[Exercise objective] Search the data for the string "type" and gather each line it is in.

Collected data entries
+++++

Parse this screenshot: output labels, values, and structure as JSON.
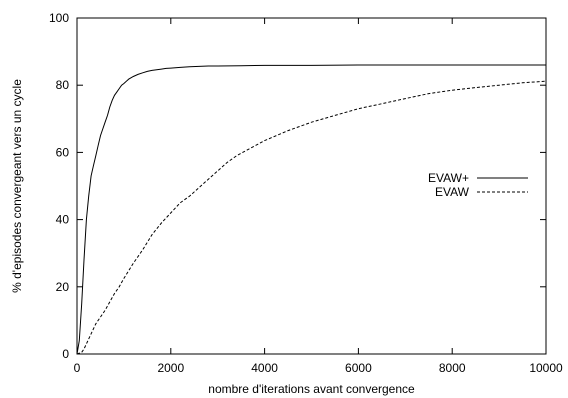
{
  "chart_data": {
    "type": "line",
    "title": "",
    "xlabel": "nombre d'iterations avant convergence",
    "ylabel": "% d'episodes convergeant vers un cycle",
    "xlim": [
      0,
      10000
    ],
    "ylim": [
      0,
      100
    ],
    "xticks": [
      0,
      2000,
      4000,
      6000,
      8000,
      10000
    ],
    "yticks": [
      0,
      20,
      40,
      60,
      80,
      100
    ],
    "grid": false,
    "legend_position": "right",
    "series": [
      {
        "name": "EVAW+",
        "style": "solid",
        "color": "#000000",
        "x": [
          0,
          50,
          100,
          150,
          200,
          250,
          300,
          350,
          400,
          450,
          500,
          550,
          600,
          650,
          700,
          750,
          800,
          850,
          900,
          950,
          1000,
          1100,
          1200,
          1300,
          1400,
          1500,
          1600,
          1700,
          1800,
          1900,
          2000,
          2200,
          2400,
          2600,
          2800,
          3000,
          3500,
          4000,
          5000,
          6000,
          7000,
          8000,
          9000,
          10000
        ],
        "y": [
          0,
          4,
          15,
          28,
          40,
          47,
          53,
          56,
          59,
          62,
          65,
          67,
          69,
          71,
          73.5,
          75.5,
          77,
          78,
          79,
          80,
          80.5,
          81.8,
          82.6,
          83.2,
          83.7,
          84.1,
          84.4,
          84.6,
          84.8,
          85,
          85.1,
          85.3,
          85.5,
          85.6,
          85.7,
          85.7,
          85.8,
          85.9,
          85.9,
          86,
          86,
          86,
          86,
          86
        ]
      },
      {
        "name": "EVAW",
        "style": "dashed",
        "color": "#000000",
        "x": [
          0,
          100,
          150,
          200,
          300,
          400,
          500,
          600,
          700,
          800,
          900,
          1000,
          1200,
          1400,
          1600,
          1800,
          2000,
          2200,
          2400,
          2600,
          2800,
          3000,
          3200,
          3400,
          3600,
          3800,
          4000,
          4500,
          5000,
          5500,
          6000,
          6500,
          7000,
          7500,
          8000,
          8500,
          9000,
          9500,
          10000
        ],
        "y": [
          0,
          0.5,
          1.5,
          3,
          6,
          9,
          11,
          13,
          15.5,
          18,
          20,
          22.5,
          27,
          31,
          35.5,
          39,
          42,
          45,
          47,
          49.5,
          52,
          54.5,
          57,
          59,
          60.5,
          62,
          63.5,
          66.5,
          69,
          71,
          73,
          74.5,
          76,
          77.5,
          78.5,
          79.3,
          80,
          80.7,
          81.2
        ]
      }
    ]
  }
}
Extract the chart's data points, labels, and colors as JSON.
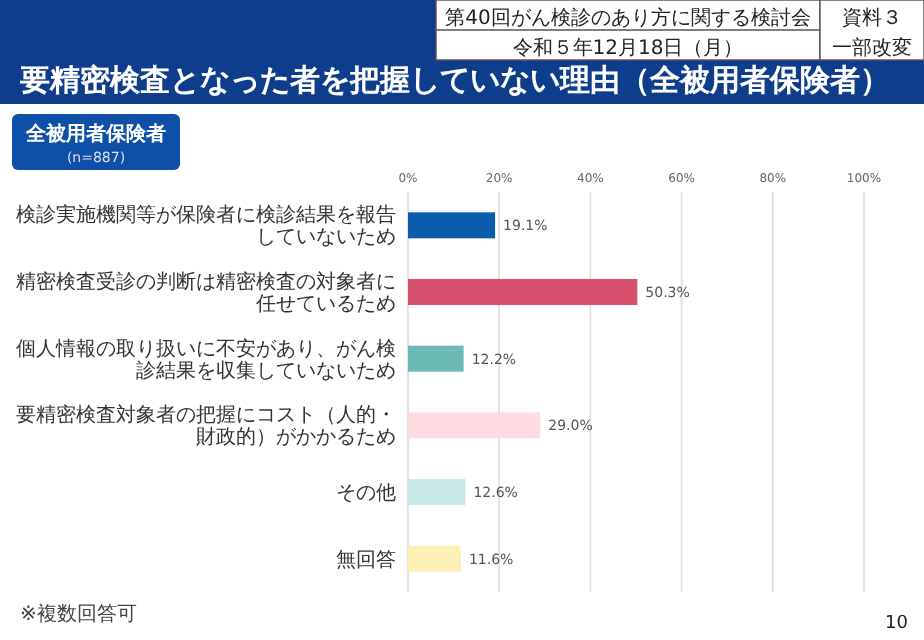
{
  "chart_data": {
    "type": "bar",
    "orientation": "horizontal",
    "title": "要精密検査となった者を把握していない理由（全被用者保険者）",
    "subtitle": "全被用者保険者",
    "categories": [
      "検診実施機関等が保険者に検診結果を報告していないため",
      "精密検査受診の判断は精密検査の対象者に任せているため",
      "個人情報の取り扱いに不安があり、がん検診結果を収集していないため",
      "要精密検査対象者の把握にコスト（人的・財政的）がかかるため",
      "その他",
      "無回答"
    ],
    "values": [
      19.1,
      50.3,
      12.2,
      29.0,
      12.6,
      11.6
    ],
    "value_labels": [
      "19.1%",
      "50.3%",
      "12.2%",
      "29.0%",
      "12.6%",
      "11.6%"
    ],
    "colors": [
      "#0b5cad",
      "#d94f6e",
      "#6bbab5",
      "#fddbe0",
      "#c8e8e8",
      "#fdf0b6"
    ],
    "xlim": [
      0,
      100
    ],
    "xticks": [
      {
        "value": 0,
        "label": "0%"
      },
      {
        "value": 20,
        "label": "20%"
      },
      {
        "value": 40,
        "label": "40%"
      },
      {
        "value": 60,
        "label": "60%"
      },
      {
        "value": 80,
        "label": "80%"
      },
      {
        "value": 100,
        "label": "100%"
      }
    ],
    "grid": "x",
    "annotations": [
      "(n=887)",
      "※複数回答可",
      "第40回がん検診のあり方に関する検討会",
      "令和５年12月18日（月）",
      "資料３",
      "一部改変",
      "10"
    ]
  }
}
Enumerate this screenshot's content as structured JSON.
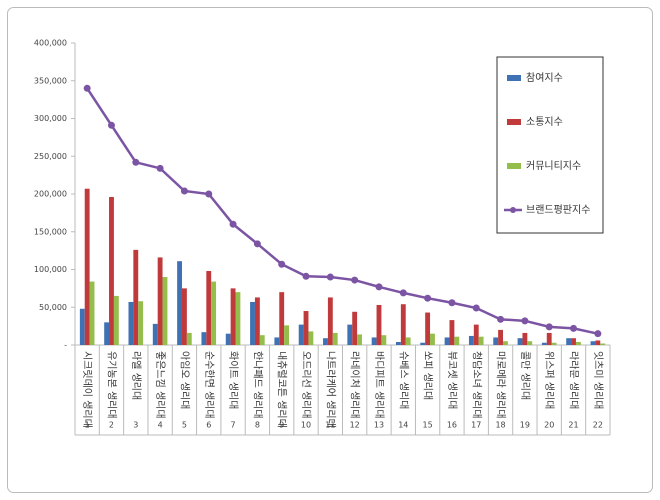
{
  "chart_data": {
    "type": "bar-line",
    "categories": [
      "시크릿데이 생리대",
      "유기농본 생리대",
      "라엘 생리대",
      "좋은느낌 생리대",
      "아임오 생리대",
      "순수한면 생리대",
      "화이트 생리대",
      "한나패드 생리대",
      "내츄럴코튼 생리대",
      "오드리선 생리대",
      "나트라케어 생리대",
      "라네이처 생리대",
      "바디피트 생리대",
      "슈베스 생리대",
      "쏘피 생리대",
      "뷰코셋 생리대",
      "청담소녀 생리대",
      "마로메라 생리대",
      "콜만 생리대",
      "위스퍼 생리대",
      "라라문 생리대",
      "잇츠미 생리대"
    ],
    "ranks": [
      1,
      2,
      3,
      4,
      5,
      6,
      7,
      8,
      9,
      10,
      11,
      12,
      13,
      14,
      15,
      16,
      17,
      18,
      19,
      20,
      21,
      22
    ],
    "series": [
      {
        "name": "참여지수",
        "type": "bar",
        "color": "#3f72b4",
        "values": [
          48000,
          30000,
          57000,
          28000,
          111000,
          17000,
          15000,
          57000,
          10000,
          27000,
          9000,
          27000,
          10000,
          4000,
          3000,
          10000,
          12000,
          10000,
          9000,
          3000,
          9000,
          5000
        ]
      },
      {
        "name": "소통지수",
        "type": "bar",
        "color": "#c0393b",
        "values": [
          207000,
          196000,
          126000,
          116000,
          75000,
          98000,
          75000,
          63000,
          70000,
          45000,
          63000,
          44000,
          53000,
          54000,
          43000,
          33000,
          27000,
          20000,
          16000,
          16000,
          9000,
          6000
        ]
      },
      {
        "name": "커뮤니티지수",
        "type": "bar",
        "color": "#94bd4c",
        "values": [
          84000,
          65000,
          58000,
          90000,
          16000,
          84000,
          70000,
          13000,
          26000,
          18000,
          16000,
          14000,
          13000,
          10000,
          15000,
          11000,
          11000,
          5000,
          5000,
          3000,
          4000,
          2000
        ]
      },
      {
        "name": "브랜드평판지수",
        "type": "line",
        "color": "#7b54a3",
        "values": [
          340000,
          291000,
          242000,
          234000,
          204000,
          200000,
          160000,
          134000,
          107000,
          91000,
          90000,
          86000,
          77000,
          69000,
          62000,
          56000,
          49000,
          34000,
          32000,
          24000,
          22000,
          15000
        ]
      }
    ],
    "ylim": [
      0,
      400000
    ],
    "yticks": [
      {
        "value": 0,
        "label": "-"
      },
      {
        "value": 50000,
        "label": "50,000"
      },
      {
        "value": 100000,
        "label": "100,000"
      },
      {
        "value": 150000,
        "label": "150,000"
      },
      {
        "value": 200000,
        "label": "200,000"
      },
      {
        "value": 250000,
        "label": "250,000"
      },
      {
        "value": 300000,
        "label": "300,000"
      },
      {
        "value": 350000,
        "label": "350,000"
      },
      {
        "value": 400000,
        "label": "400,000"
      }
    ],
    "grid": false,
    "legend": "right"
  }
}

+++++

[Solution to this task]
    "type": "line",
    "type": "bar",
    "type": "bar-line",
        "type": "bar",
        "type": "bar",
        "type": "bar",
        "type": "line",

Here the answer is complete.